Annotated region listings -
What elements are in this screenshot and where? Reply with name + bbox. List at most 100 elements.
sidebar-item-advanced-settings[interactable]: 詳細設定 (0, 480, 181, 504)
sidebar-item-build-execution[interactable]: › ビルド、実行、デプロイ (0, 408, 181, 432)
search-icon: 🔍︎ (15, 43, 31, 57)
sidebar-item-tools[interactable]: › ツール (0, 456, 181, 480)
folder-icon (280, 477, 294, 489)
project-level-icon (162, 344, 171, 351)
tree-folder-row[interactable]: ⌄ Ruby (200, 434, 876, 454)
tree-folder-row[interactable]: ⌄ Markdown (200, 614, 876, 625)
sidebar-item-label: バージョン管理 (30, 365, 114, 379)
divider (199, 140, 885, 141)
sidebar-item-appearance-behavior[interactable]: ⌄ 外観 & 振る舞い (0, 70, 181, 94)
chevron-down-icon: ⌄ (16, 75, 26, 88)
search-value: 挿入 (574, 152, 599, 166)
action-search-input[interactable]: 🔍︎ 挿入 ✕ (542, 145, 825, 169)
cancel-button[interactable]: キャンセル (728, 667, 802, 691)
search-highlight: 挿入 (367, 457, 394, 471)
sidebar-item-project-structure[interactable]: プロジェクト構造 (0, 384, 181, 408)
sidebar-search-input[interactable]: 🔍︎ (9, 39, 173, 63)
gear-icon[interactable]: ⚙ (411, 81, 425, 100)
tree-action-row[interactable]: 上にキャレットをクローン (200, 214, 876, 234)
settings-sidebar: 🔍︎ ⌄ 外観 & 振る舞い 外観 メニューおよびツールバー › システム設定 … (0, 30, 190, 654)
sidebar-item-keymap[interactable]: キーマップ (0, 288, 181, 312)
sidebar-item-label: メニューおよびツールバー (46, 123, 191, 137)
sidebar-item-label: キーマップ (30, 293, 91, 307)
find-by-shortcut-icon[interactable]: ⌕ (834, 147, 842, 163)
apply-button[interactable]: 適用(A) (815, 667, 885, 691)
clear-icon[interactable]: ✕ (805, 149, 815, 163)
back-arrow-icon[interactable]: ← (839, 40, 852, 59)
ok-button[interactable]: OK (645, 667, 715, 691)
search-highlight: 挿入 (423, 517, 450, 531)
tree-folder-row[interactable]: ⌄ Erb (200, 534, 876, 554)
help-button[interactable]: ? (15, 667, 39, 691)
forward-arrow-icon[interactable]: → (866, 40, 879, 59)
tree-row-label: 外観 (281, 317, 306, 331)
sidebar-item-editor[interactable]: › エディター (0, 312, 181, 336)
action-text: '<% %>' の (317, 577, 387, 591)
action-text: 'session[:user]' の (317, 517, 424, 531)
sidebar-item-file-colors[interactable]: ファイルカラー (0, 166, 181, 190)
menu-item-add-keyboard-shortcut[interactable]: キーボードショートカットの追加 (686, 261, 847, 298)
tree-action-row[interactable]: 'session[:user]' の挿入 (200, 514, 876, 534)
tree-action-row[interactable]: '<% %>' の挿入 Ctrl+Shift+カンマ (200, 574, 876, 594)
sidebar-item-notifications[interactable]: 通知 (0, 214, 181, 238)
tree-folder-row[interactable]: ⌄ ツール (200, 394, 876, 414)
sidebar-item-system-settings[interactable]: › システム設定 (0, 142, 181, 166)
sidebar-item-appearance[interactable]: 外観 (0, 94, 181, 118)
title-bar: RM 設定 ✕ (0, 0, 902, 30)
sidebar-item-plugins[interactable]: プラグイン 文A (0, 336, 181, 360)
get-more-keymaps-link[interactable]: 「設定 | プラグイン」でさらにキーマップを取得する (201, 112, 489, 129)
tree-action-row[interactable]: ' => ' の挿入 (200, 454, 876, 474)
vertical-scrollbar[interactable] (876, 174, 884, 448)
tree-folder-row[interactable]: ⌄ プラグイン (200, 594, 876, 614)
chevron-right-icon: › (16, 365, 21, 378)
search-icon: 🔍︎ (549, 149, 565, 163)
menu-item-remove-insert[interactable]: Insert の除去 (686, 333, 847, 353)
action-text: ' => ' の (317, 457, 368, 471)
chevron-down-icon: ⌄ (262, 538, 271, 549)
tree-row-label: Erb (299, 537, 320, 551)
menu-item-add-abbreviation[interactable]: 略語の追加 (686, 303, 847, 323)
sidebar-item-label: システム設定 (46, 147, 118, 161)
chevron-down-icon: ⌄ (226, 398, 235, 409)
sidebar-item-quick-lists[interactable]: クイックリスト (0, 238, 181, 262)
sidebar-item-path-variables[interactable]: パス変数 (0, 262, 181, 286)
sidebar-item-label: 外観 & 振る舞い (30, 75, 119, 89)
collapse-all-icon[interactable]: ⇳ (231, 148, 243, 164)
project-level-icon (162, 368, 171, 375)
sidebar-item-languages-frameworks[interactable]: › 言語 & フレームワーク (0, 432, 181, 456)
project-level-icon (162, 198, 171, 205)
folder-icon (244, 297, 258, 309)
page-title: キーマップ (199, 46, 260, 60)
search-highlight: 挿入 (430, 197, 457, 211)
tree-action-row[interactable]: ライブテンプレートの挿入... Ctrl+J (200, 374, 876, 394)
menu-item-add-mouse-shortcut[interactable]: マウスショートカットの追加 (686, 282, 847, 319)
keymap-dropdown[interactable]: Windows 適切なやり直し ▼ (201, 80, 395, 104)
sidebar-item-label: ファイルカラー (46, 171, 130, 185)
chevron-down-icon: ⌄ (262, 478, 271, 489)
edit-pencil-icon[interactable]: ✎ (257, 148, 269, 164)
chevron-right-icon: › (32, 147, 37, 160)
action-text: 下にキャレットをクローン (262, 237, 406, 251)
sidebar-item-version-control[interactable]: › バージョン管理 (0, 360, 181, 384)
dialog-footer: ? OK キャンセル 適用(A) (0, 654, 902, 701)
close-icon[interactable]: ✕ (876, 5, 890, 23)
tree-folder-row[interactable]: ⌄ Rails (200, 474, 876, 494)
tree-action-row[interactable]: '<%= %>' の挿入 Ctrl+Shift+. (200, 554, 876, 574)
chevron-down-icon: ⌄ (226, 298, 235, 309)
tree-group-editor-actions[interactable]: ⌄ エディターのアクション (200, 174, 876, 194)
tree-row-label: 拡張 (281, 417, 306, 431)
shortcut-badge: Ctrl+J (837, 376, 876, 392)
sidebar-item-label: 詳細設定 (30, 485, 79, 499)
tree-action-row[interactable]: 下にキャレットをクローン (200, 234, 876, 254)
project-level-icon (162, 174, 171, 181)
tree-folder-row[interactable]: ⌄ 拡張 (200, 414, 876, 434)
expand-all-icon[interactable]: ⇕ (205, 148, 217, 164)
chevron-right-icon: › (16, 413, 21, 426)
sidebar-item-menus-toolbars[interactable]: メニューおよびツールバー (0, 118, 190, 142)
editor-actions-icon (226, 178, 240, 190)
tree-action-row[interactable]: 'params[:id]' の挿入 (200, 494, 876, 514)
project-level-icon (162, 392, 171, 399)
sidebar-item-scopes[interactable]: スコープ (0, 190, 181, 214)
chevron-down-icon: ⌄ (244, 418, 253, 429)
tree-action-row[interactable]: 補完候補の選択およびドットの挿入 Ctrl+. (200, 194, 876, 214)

Exercise instructions - Write out the entries above again, renaming every "tree-folder-row" to "tree-group-row" and leaving all other text unchanged.

Correct response -
What elements are in this screenshot and where? Reply with name + bbox. List at most 100 elements.
sidebar-item-advanced-settings[interactable]: 詳細設定 (0, 480, 181, 504)
sidebar-item-build-execution[interactable]: › ビルド、実行、デプロイ (0, 408, 181, 432)
search-icon: 🔍︎ (15, 43, 31, 57)
sidebar-item-tools[interactable]: › ツール (0, 456, 181, 480)
folder-icon (280, 477, 294, 489)
project-level-icon (162, 344, 171, 351)
tree-group-row[interactable]: ⌄ Ruby (200, 434, 876, 454)
tree-group-row[interactable]: ⌄ Markdown (200, 614, 876, 625)
sidebar-item-label: バージョン管理 (30, 365, 114, 379)
divider (199, 140, 885, 141)
sidebar-item-appearance-behavior[interactable]: ⌄ 外観 & 振る舞い (0, 70, 181, 94)
chevron-down-icon: ⌄ (16, 75, 26, 88)
search-value: 挿入 (574, 152, 599, 166)
action-search-input[interactable]: 🔍︎ 挿入 ✕ (542, 145, 825, 169)
cancel-button[interactable]: キャンセル (728, 667, 802, 691)
search-highlight: 挿入 (367, 457, 394, 471)
sidebar-item-project-structure[interactable]: プロジェクト構造 (0, 384, 181, 408)
sidebar-search-input[interactable]: 🔍︎ (9, 39, 173, 63)
gear-icon[interactable]: ⚙ (411, 81, 425, 100)
tree-action-row[interactable]: 上にキャレットをクローン (200, 214, 876, 234)
settings-sidebar: 🔍︎ ⌄ 外観 & 振る舞い 外観 メニューおよびツールバー › システム設定 … (0, 30, 190, 654)
sidebar-item-keymap[interactable]: キーマップ (0, 288, 181, 312)
sidebar-item-label: メニューおよびツールバー (46, 123, 191, 137)
sidebar-item-label: キーマップ (30, 293, 91, 307)
find-by-shortcut-icon[interactable]: ⌕ (834, 147, 842, 163)
apply-button[interactable]: 適用(A) (815, 667, 885, 691)
clear-icon[interactable]: ✕ (805, 149, 815, 163)
back-arrow-icon[interactable]: ← (839, 40, 852, 59)
ok-button[interactable]: OK (645, 667, 715, 691)
search-highlight: 挿入 (423, 517, 450, 531)
tree-group-row[interactable]: ⌄ Erb (200, 534, 876, 554)
help-button[interactable]: ? (15, 667, 39, 691)
forward-arrow-icon[interactable]: → (866, 40, 879, 59)
tree-row-label: 外観 (281, 317, 306, 331)
sidebar-item-editor[interactable]: › エディター (0, 312, 181, 336)
action-text: '<% %>' の (317, 577, 387, 591)
action-text: 'session[:user]' の (317, 517, 424, 531)
sidebar-item-file-colors[interactable]: ファイルカラー (0, 166, 181, 190)
menu-item-add-keyboard-shortcut[interactable]: キーボードショートカットの追加 (686, 261, 847, 298)
tree-action-row[interactable]: 'session[:user]' の挿入 (200, 514, 876, 534)
tree-action-row[interactable]: '<% %>' の挿入 Ctrl+Shift+カンマ (200, 574, 876, 594)
sidebar-item-notifications[interactable]: 通知 (0, 214, 181, 238)
tree-group-row[interactable]: ⌄ ツール (200, 394, 876, 414)
sidebar-item-system-settings[interactable]: › システム設定 (0, 142, 181, 166)
sidebar-item-appearance[interactable]: 外観 (0, 94, 181, 118)
title-bar: RM 設定 ✕ (0, 0, 902, 30)
sidebar-item-plugins[interactable]: プラグイン 文A (0, 336, 181, 360)
get-more-keymaps-link[interactable]: 「設定 | プラグイン」でさらにキーマップを取得する (201, 112, 489, 129)
tree-action-row[interactable]: ' => ' の挿入 (200, 454, 876, 474)
vertical-scrollbar[interactable] (876, 174, 884, 448)
tree-group-row[interactable]: ⌄ プラグイン (200, 594, 876, 614)
chevron-right-icon: › (16, 365, 21, 378)
search-icon: 🔍︎ (549, 149, 565, 163)
menu-item-remove-insert[interactable]: Insert の除去 (686, 333, 847, 353)
action-text: ' => ' の (317, 457, 368, 471)
chevron-down-icon: ⌄ (262, 538, 271, 549)
tree-row-label: Erb (299, 537, 320, 551)
menu-item-add-abbreviation[interactable]: 略語の追加 (686, 303, 847, 323)
sidebar-item-label: システム設定 (46, 147, 118, 161)
chevron-down-icon: ⌄ (226, 398, 235, 409)
sidebar-item-quick-lists[interactable]: クイックリスト (0, 238, 181, 262)
sidebar-item-path-variables[interactable]: パス変数 (0, 262, 181, 286)
sidebar-item-label: 外観 & 振る舞い (30, 75, 119, 89)
collapse-all-icon[interactable]: ⇳ (231, 148, 243, 164)
project-level-icon (162, 368, 171, 375)
sidebar-item-languages-frameworks[interactable]: › 言語 & フレームワーク (0, 432, 181, 456)
project-level-icon (162, 198, 171, 205)
folder-icon (244, 297, 258, 309)
page-title: キーマップ (199, 46, 260, 60)
search-highlight: 挿入 (430, 197, 457, 211)
tree-action-row[interactable]: ライブテンプレートの挿入... Ctrl+J (200, 374, 876, 394)
menu-item-add-mouse-shortcut[interactable]: マウスショートカットの追加 (686, 282, 847, 319)
keymap-dropdown[interactable]: Windows 適切なやり直し ▼ (201, 80, 395, 104)
sidebar-item-label: ファイルカラー (46, 171, 130, 185)
chevron-down-icon: ⌄ (262, 478, 271, 489)
edit-pencil-icon[interactable]: ✎ (257, 148, 269, 164)
chevron-right-icon: › (32, 147, 37, 160)
action-text: 下にキャレットをクローン (262, 237, 406, 251)
sidebar-item-version-control[interactable]: › バージョン管理 (0, 360, 181, 384)
dialog-footer: ? OK キャンセル 適用(A) (0, 654, 902, 701)
close-icon[interactable]: ✕ (876, 5, 890, 23)
tree-group-row[interactable]: ⌄ Rails (200, 474, 876, 494)
tree-action-row[interactable]: '<%= %>' の挿入 Ctrl+Shift+. (200, 554, 876, 574)
chevron-down-icon: ⌄ (226, 298, 235, 309)
tree-group-editor-actions[interactable]: ⌄ エディターのアクション (200, 174, 876, 194)
tree-row-label: 拡張 (281, 417, 306, 431)
shortcut-badge: Ctrl+J (837, 376, 876, 392)
sidebar-item-label: 詳細設定 (30, 485, 79, 499)
tree-action-row[interactable]: 下にキャレットをクローン (200, 234, 876, 254)
project-level-icon (162, 174, 171, 181)
tree-group-row[interactable]: ⌄ 拡張 (200, 414, 876, 434)
expand-all-icon[interactable]: ⇕ (205, 148, 217, 164)
chevron-right-icon: › (16, 413, 21, 426)
sidebar-item-menus-toolbars[interactable]: メニューおよびツールバー (0, 118, 190, 142)
editor-actions-icon (226, 178, 240, 190)
tree-action-row[interactable]: 'params[:id]' の挿入 (200, 494, 876, 514)
project-level-icon (162, 392, 171, 399)
sidebar-item-scopes[interactable]: スコープ (0, 190, 181, 214)
chevron-down-icon: ⌄ (244, 418, 253, 429)
tree-action-row[interactable]: 補完候補の選択およびドットの挿入 Ctrl+. (200, 194, 876, 214)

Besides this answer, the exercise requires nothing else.